Problem description:
Send back all the data below, exactly as given.

Rows:
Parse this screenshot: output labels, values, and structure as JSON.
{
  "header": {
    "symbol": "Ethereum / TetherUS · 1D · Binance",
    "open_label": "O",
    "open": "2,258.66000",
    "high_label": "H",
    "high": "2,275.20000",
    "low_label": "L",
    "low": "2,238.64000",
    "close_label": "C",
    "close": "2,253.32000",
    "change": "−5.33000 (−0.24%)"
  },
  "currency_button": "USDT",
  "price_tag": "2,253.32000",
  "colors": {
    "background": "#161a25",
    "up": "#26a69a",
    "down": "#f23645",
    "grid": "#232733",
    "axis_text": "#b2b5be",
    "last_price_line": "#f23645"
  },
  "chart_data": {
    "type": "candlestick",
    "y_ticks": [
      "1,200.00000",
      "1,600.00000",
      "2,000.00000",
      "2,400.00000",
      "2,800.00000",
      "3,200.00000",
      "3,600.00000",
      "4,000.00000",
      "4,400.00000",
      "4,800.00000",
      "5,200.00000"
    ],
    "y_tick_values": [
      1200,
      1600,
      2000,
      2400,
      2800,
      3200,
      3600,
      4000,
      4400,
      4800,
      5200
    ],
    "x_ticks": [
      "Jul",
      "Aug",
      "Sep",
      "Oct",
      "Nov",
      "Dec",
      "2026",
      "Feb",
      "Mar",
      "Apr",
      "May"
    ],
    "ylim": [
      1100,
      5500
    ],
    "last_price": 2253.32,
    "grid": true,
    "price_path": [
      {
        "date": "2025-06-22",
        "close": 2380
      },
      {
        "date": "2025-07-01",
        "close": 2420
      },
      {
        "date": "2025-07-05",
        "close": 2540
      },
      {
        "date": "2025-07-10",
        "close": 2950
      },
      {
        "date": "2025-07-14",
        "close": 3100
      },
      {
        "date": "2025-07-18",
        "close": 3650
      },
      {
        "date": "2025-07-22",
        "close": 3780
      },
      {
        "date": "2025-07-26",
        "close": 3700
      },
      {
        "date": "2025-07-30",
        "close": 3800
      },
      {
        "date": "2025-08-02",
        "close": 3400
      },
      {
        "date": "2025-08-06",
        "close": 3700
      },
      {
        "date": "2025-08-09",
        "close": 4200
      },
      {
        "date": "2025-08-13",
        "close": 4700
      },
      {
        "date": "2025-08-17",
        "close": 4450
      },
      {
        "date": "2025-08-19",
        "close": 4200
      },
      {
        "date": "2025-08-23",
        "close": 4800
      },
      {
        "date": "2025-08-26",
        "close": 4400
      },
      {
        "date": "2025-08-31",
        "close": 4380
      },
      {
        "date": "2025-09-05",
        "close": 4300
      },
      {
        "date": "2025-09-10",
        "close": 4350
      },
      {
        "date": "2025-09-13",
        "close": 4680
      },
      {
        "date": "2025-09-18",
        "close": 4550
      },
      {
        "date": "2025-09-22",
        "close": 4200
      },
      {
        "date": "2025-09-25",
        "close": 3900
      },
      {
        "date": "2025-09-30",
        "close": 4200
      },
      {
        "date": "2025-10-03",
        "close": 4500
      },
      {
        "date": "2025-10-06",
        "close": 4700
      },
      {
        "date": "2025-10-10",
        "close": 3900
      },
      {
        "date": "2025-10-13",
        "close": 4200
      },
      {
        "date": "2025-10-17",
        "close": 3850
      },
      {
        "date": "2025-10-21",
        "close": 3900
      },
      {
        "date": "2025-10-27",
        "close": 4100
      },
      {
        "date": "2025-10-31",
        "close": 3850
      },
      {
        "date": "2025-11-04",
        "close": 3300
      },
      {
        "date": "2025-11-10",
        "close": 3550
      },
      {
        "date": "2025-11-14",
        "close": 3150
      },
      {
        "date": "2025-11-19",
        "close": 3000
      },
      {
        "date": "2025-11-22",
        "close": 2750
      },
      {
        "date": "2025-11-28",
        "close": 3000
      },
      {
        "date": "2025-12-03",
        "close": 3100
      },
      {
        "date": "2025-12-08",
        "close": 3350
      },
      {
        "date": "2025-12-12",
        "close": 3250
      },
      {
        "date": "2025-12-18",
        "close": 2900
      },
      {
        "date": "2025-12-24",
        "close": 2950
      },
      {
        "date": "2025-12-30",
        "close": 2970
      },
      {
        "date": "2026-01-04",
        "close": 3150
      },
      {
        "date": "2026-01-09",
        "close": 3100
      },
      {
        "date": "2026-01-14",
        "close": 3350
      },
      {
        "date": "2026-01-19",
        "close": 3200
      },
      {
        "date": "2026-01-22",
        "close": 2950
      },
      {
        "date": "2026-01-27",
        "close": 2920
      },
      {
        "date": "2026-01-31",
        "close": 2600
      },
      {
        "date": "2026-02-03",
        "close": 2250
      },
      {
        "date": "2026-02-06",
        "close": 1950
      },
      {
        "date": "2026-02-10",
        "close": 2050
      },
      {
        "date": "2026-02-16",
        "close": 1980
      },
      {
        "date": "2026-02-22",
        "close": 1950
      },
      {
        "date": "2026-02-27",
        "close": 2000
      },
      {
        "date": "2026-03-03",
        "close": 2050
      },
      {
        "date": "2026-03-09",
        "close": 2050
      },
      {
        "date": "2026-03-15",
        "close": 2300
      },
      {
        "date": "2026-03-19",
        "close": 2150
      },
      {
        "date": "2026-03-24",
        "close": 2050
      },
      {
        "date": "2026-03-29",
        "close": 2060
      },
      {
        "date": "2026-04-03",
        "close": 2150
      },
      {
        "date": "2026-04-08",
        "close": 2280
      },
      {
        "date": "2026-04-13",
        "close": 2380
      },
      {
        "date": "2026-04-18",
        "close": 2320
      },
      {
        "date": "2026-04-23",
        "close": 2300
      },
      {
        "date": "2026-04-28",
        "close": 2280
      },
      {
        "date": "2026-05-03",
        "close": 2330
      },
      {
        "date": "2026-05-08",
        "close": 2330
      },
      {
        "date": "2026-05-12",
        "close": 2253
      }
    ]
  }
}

Exercise solution:
Parse this screenshot: output labels, values, and structure as JSON.
{
  "header": {
    "symbol": "Ethereum / TetherUS · 1D · Binance",
    "open_label": "O",
    "open": "2,258.66000",
    "high_label": "H",
    "high": "2,275.20000",
    "low_label": "L",
    "low": "2,238.64000",
    "close_label": "C",
    "close": "2,253.32000",
    "change": "−5.33000 (−0.24%)"
  },
  "currency_button": "USDT",
  "price_tag": "2,253.32000",
  "colors": {
    "background": "#161a25",
    "up": "#26a69a",
    "down": "#f23645",
    "grid": "#232733",
    "axis_text": "#b2b5be",
    "last_price_line": "#f23645"
  },
  "chart_data": {
    "type": "candlestick",
    "y_ticks": [
      "1,200.00000",
      "1,600.00000",
      "2,000.00000",
      "2,400.00000",
      "2,800.00000",
      "3,200.00000",
      "3,600.00000",
      "4,000.00000",
      "4,400.00000",
      "4,800.00000",
      "5,200.00000"
    ],
    "y_tick_values": [
      1200,
      1600,
      2000,
      2400,
      2800,
      3200,
      3600,
      4000,
      4400,
      4800,
      5200
    ],
    "x_ticks": [
      "Jul",
      "Aug",
      "Sep",
      "Oct",
      "Nov",
      "Dec",
      "2026",
      "Feb",
      "Mar",
      "Apr",
      "May"
    ],
    "ylim": [
      1100,
      5500
    ],
    "last_price": 2253.32,
    "grid": true,
    "price_path": [
      {
        "date": "2025-06-22",
        "close": 2380
      },
      {
        "date": "2025-07-01",
        "close": 2420
      },
      {
        "date": "2025-07-05",
        "close": 2540
      },
      {
        "date": "2025-07-10",
        "close": 2950
      },
      {
        "date": "2025-07-14",
        "close": 3100
      },
      {
        "date": "2025-07-18",
        "close": 3650
      },
      {
        "date": "2025-07-22",
        "close": 3780
      },
      {
        "date": "2025-07-26",
        "close": 3700
      },
      {
        "date": "2025-07-30",
        "close": 3800
      },
      {
        "date": "2025-08-02",
        "close": 3400
      },
      {
        "date": "2025-08-06",
        "close": 3700
      },
      {
        "date": "2025-08-09",
        "close": 4200
      },
      {
        "date": "2025-08-13",
        "close": 4700
      },
      {
        "date": "2025-08-17",
        "close": 4450
      },
      {
        "date": "2025-08-19",
        "close": 4200
      },
      {
        "date": "2025-08-23",
        "close": 4800
      },
      {
        "date": "2025-08-26",
        "close": 4400
      },
      {
        "date": "2025-08-31",
        "close": 4380
      },
      {
        "date": "2025-09-05",
        "close": 4300
      },
      {
        "date": "2025-09-10",
        "close": 4350
      },
      {
        "date": "2025-09-13",
        "close": 4680
      },
      {
        "date": "2025-09-18",
        "close": 4550
      },
      {
        "date": "2025-09-22",
        "close": 4200
      },
      {
        "date": "2025-09-25",
        "close": 3900
      },
      {
        "date": "2025-09-30",
        "close": 4200
      },
      {
        "date": "2025-10-03",
        "close": 4500
      },
      {
        "date": "2025-10-06",
        "close": 4700
      },
      {
        "date": "2025-10-10",
        "close": 3900
      },
      {
        "date": "2025-10-13",
        "close": 4200
      },
      {
        "date": "2025-10-17",
        "close": 3850
      },
      {
        "date": "2025-10-21",
        "close": 3900
      },
      {
        "date": "2025-10-27",
        "close": 4100
      },
      {
        "date": "2025-10-31",
        "close": 3850
      },
      {
        "date": "2025-11-04",
        "close": 3300
      },
      {
        "date": "2025-11-10",
        "close": 3550
      },
      {
        "date": "2025-11-14",
        "close": 3150
      },
      {
        "date": "2025-11-19",
        "close": 3000
      },
      {
        "date": "2025-11-22",
        "close": 2750
      },
      {
        "date": "2025-11-28",
        "close": 3000
      },
      {
        "date": "2025-12-03",
        "close": 3100
      },
      {
        "date": "2025-12-08",
        "close": 3350
      },
      {
        "date": "2025-12-12",
        "close": 3250
      },
      {
        "date": "2025-12-18",
        "close": 2900
      },
      {
        "date": "2025-12-24",
        "close": 2950
      },
      {
        "date": "2025-12-30",
        "close": 2970
      },
      {
        "date": "2026-01-04",
        "close": 3150
      },
      {
        "date": "2026-01-09",
        "close": 3100
      },
      {
        "date": "2026-01-14",
        "close": 3350
      },
      {
        "date": "2026-01-19",
        "close": 3200
      },
      {
        "date": "2026-01-22",
        "close": 2950
      },
      {
        "date": "2026-01-27",
        "close": 2920
      },
      {
        "date": "2026-01-31",
        "close": 2600
      },
      {
        "date": "2026-02-03",
        "close": 2250
      },
      {
        "date": "2026-02-06",
        "close": 1950
      },
      {
        "date": "2026-02-10",
        "close": 2050
      },
      {
        "date": "2026-02-16",
        "close": 1980
      },
      {
        "date": "2026-02-22",
        "close": 1950
      },
      {
        "date": "2026-02-27",
        "close": 2000
      },
      {
        "date": "2026-03-03",
        "close": 2050
      },
      {
        "date": "2026-03-09",
        "close": 2050
      },
      {
        "date": "2026-03-15",
        "close": 2300
      },
      {
        "date": "2026-03-19",
        "close": 2150
      },
      {
        "date": "2026-03-24",
        "close": 2050
      },
      {
        "date": "2026-03-29",
        "close": 2060
      },
      {
        "date": "2026-04-03",
        "close": 2150
      },
      {
        "date": "2026-04-08",
        "close": 2280
      },
      {
        "date": "2026-04-13",
        "close": 2380
      },
      {
        "date": "2026-04-18",
        "close": 2320
      },
      {
        "date": "2026-04-23",
        "close": 2300
      },
      {
        "date": "2026-04-28",
        "close": 2280
      },
      {
        "date": "2026-05-03",
        "close": 2330
      },
      {
        "date": "2026-05-08",
        "close": 2330
      },
      {
        "date": "2026-05-12",
        "close": 2253
      }
    ]
  }
}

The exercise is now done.